Reproduce each record exactly.

* [Figure record extracts]:
□ □ □ □ □ □ □

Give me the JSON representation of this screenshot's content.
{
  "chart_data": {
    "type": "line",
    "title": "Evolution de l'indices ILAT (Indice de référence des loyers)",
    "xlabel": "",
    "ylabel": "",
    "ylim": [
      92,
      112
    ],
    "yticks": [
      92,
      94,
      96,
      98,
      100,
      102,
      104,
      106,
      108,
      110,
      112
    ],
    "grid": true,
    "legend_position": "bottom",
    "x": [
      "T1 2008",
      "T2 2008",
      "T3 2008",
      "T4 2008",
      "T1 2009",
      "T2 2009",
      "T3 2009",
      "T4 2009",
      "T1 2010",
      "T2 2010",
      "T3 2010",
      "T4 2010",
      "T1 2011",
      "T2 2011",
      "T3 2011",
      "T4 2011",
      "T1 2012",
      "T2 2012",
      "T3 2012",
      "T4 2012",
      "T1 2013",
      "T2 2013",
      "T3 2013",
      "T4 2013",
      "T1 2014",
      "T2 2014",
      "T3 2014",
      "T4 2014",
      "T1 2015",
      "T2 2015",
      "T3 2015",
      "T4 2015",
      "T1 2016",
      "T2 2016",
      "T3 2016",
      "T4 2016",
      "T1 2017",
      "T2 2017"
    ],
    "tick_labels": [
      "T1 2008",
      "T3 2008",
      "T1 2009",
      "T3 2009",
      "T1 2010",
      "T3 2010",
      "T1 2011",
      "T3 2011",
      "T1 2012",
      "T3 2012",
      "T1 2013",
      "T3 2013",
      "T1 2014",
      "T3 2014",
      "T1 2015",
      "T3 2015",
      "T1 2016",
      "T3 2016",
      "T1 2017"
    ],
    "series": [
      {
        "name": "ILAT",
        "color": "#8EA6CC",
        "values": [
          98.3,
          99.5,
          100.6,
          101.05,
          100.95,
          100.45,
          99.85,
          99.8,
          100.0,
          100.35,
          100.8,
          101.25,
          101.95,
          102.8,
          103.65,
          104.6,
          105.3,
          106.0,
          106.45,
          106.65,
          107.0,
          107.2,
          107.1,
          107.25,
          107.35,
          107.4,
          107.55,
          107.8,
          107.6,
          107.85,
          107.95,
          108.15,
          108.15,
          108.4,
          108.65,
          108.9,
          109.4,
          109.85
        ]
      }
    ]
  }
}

□ □ □ □ □ □ □

* [ANSWER FOR THIS EXERCISE]:
Give me the JSON representation of this screenshot's content.
{
  "chart_data": {
    "type": "line",
    "title": "Evolution de l'indices ILAT (Indice de référence des loyers)",
    "xlabel": "",
    "ylabel": "",
    "ylim": [
      92,
      112
    ],
    "yticks": [
      92,
      94,
      96,
      98,
      100,
      102,
      104,
      106,
      108,
      110,
      112
    ],
    "grid": true,
    "legend_position": "bottom",
    "x": [
      "T1 2008",
      "T2 2008",
      "T3 2008",
      "T4 2008",
      "T1 2009",
      "T2 2009",
      "T3 2009",
      "T4 2009",
      "T1 2010",
      "T2 2010",
      "T3 2010",
      "T4 2010",
      "T1 2011",
      "T2 2011",
      "T3 2011",
      "T4 2011",
      "T1 2012",
      "T2 2012",
      "T3 2012",
      "T4 2012",
      "T1 2013",
      "T2 2013",
      "T3 2013",
      "T4 2013",
      "T1 2014",
      "T2 2014",
      "T3 2014",
      "T4 2014",
      "T1 2015",
      "T2 2015",
      "T3 2015",
      "T4 2015",
      "T1 2016",
      "T2 2016",
      "T3 2016",
      "T4 2016",
      "T1 2017",
      "T2 2017"
    ],
    "tick_labels": [
      "T1 2008",
      "T3 2008",
      "T1 2009",
      "T3 2009",
      "T1 2010",
      "T3 2010",
      "T1 2011",
      "T3 2011",
      "T1 2012",
      "T3 2012",
      "T1 2013",
      "T3 2013",
      "T1 2014",
      "T3 2014",
      "T1 2015",
      "T3 2015",
      "T1 2016",
      "T3 2016",
      "T1 2017"
    ],
    "series": [
      {
        "name": "ILAT",
        "color": "#8EA6CC",
        "values": [
          98.3,
          99.5,
          100.6,
          101.05,
          100.95,
          100.45,
          99.85,
          99.8,
          100.0,
          100.35,
          100.8,
          101.25,
          101.95,
          102.8,
          103.65,
          104.6,
          105.3,
          106.0,
          106.45,
          106.65,
          107.0,
          107.2,
          107.1,
          107.25,
          107.35,
          107.4,
          107.55,
          107.8,
          107.6,
          107.85,
          107.95,
          108.15,
          108.15,
          108.4,
          108.65,
          108.9,
          109.4,
          109.85
        ]
      }
    ]
  }
}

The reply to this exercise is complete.